# [WORK TO BE COMPLETED]
Report every line in the rows below that contains the string "PTENmut", copying each such line in full. Treat uppercase and lowercase as different.

+ + +

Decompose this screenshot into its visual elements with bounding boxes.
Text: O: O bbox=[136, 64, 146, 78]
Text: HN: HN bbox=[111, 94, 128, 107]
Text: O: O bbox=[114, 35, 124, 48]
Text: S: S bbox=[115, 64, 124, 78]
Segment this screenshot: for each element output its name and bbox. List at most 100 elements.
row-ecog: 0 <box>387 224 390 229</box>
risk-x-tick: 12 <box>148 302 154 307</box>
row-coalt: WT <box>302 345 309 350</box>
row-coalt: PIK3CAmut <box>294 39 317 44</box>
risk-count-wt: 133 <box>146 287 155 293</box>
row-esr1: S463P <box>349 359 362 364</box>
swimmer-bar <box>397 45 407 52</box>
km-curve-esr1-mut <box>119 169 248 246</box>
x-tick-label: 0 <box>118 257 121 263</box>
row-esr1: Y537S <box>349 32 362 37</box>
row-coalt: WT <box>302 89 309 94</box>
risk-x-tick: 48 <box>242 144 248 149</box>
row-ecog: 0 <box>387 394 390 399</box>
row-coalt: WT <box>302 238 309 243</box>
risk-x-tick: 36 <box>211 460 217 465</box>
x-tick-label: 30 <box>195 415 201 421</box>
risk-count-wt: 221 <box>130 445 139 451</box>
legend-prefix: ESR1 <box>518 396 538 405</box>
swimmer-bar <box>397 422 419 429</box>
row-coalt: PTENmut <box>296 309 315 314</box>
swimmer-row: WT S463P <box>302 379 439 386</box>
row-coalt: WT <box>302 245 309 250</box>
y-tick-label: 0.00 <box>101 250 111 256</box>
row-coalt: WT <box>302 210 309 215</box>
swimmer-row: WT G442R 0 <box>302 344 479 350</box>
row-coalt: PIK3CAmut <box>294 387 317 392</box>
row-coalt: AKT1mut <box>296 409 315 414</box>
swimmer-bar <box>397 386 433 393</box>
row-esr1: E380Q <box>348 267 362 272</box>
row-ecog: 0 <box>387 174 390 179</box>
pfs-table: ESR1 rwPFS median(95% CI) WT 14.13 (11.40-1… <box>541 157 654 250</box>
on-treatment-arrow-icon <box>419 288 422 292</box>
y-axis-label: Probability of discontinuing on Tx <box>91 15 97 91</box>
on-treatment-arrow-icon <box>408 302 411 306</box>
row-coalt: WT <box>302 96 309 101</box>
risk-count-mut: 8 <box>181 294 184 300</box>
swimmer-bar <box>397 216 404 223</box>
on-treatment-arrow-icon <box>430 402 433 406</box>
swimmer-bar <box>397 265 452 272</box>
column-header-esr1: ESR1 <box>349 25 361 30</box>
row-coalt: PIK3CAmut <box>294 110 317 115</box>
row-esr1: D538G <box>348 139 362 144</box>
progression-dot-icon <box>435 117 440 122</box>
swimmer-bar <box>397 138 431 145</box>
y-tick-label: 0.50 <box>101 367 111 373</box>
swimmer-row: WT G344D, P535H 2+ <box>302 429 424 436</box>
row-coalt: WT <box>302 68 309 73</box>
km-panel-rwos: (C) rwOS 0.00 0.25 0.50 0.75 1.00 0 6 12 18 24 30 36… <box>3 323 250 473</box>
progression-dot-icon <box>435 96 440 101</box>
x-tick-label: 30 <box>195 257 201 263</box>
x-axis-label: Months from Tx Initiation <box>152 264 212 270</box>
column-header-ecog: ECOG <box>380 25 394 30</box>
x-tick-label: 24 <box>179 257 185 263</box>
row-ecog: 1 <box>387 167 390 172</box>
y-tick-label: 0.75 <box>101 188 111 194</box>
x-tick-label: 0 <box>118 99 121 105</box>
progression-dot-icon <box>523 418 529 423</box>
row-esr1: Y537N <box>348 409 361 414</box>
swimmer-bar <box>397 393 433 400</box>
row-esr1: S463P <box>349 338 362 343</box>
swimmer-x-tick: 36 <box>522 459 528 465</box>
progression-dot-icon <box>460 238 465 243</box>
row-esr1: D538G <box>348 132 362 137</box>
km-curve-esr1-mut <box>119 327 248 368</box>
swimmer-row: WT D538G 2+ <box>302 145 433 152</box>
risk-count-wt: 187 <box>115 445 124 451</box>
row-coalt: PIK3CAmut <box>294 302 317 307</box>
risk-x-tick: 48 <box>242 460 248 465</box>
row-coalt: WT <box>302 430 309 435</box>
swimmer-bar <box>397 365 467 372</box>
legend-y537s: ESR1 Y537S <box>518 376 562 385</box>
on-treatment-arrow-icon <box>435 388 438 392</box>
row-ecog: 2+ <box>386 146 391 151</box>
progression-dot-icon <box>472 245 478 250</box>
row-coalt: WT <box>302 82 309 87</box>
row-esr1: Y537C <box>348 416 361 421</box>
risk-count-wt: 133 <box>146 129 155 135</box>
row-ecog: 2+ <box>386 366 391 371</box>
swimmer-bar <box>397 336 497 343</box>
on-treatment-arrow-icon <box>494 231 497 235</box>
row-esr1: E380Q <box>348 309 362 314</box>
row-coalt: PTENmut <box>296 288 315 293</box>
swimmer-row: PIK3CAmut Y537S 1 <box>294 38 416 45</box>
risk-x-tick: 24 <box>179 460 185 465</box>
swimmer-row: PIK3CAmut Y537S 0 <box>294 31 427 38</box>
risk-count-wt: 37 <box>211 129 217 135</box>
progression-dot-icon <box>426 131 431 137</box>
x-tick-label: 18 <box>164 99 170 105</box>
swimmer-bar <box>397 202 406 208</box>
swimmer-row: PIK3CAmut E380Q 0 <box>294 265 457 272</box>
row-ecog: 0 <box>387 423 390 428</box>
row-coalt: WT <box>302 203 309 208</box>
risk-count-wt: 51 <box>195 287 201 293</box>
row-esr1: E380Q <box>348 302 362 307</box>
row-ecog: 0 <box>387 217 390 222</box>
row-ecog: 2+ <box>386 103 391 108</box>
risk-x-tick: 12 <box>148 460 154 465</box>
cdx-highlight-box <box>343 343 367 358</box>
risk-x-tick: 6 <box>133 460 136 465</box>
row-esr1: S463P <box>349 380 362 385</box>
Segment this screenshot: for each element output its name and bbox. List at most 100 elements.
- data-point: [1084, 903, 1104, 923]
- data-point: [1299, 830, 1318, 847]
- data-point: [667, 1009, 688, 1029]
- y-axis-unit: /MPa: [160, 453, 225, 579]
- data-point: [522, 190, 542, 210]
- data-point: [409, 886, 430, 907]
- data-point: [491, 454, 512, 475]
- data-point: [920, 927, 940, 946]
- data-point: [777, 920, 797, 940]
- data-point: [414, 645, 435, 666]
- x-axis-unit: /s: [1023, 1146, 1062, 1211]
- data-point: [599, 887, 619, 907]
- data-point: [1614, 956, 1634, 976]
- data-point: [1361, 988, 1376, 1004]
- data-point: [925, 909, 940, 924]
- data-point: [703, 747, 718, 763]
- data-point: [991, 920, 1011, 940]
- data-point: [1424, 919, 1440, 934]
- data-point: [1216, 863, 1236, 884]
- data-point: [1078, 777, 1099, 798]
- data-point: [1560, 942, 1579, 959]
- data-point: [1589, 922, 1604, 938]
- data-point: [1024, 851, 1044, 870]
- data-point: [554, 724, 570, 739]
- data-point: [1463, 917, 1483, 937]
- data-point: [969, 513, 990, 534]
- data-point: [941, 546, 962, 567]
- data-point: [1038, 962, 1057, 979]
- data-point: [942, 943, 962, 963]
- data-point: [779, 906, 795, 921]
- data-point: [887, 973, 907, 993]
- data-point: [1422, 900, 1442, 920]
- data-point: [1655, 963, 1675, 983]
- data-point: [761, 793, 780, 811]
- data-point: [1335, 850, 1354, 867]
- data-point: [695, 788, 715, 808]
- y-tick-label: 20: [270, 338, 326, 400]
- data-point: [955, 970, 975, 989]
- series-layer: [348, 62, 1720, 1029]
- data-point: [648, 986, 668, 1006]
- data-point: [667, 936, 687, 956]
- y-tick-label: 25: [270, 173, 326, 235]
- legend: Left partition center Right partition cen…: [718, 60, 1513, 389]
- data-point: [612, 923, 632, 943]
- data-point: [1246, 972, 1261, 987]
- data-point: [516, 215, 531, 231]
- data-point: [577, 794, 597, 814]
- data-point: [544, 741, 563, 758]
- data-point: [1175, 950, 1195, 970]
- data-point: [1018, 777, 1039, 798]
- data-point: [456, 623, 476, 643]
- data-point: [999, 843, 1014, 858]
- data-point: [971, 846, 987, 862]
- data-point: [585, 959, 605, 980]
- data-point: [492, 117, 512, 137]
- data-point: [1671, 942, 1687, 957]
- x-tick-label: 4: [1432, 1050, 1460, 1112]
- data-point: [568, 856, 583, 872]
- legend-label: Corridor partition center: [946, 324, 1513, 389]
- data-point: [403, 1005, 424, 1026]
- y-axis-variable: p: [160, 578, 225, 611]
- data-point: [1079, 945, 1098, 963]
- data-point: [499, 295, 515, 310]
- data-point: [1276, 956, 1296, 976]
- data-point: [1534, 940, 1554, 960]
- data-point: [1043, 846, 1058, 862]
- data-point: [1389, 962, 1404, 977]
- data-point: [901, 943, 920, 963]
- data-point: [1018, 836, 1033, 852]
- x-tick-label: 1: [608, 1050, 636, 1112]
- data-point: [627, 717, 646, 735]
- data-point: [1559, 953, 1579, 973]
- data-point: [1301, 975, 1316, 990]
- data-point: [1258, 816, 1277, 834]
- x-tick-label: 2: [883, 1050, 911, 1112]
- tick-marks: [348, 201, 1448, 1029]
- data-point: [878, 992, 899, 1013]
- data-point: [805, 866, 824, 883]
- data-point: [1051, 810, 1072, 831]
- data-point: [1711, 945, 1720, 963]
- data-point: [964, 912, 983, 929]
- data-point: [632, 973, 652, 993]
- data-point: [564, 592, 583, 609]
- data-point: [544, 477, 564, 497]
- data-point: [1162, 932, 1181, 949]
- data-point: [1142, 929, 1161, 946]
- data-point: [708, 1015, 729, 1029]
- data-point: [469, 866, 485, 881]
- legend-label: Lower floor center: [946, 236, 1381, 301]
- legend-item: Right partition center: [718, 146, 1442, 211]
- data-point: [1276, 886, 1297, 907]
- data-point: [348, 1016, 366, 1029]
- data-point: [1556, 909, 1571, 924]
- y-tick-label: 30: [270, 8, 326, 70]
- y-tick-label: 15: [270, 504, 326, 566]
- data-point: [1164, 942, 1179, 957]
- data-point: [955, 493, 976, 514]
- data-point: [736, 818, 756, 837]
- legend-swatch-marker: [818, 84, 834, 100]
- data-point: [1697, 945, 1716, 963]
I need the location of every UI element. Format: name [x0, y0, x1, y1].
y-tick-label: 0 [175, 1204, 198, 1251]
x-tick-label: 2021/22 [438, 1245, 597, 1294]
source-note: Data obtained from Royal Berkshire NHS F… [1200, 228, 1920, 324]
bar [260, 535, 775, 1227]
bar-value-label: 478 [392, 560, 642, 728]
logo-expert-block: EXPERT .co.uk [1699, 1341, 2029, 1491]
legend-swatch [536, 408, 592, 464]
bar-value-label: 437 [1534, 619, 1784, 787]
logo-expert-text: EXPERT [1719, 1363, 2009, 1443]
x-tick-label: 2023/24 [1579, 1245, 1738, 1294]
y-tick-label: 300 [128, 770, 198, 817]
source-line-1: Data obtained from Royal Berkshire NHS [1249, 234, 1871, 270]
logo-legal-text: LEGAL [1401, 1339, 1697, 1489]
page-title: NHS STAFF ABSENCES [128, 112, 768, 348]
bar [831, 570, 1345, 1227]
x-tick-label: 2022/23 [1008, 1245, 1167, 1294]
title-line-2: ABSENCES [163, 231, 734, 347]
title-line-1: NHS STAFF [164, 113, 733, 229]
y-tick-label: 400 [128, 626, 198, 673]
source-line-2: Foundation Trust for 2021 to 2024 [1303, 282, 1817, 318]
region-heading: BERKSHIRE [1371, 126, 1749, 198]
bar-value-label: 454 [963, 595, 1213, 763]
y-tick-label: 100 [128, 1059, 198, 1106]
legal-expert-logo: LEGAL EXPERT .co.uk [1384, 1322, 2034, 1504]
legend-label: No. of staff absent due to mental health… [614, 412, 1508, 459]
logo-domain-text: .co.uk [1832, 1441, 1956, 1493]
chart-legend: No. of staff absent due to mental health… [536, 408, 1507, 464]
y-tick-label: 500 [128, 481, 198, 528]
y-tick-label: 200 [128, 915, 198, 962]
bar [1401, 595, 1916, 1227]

+ + +

# [COMPLETED EXERCISE]
row-coalt: PTENmut <box>296 309 315 314</box>
row-coalt: PTENmut <box>296 288 315 293</box>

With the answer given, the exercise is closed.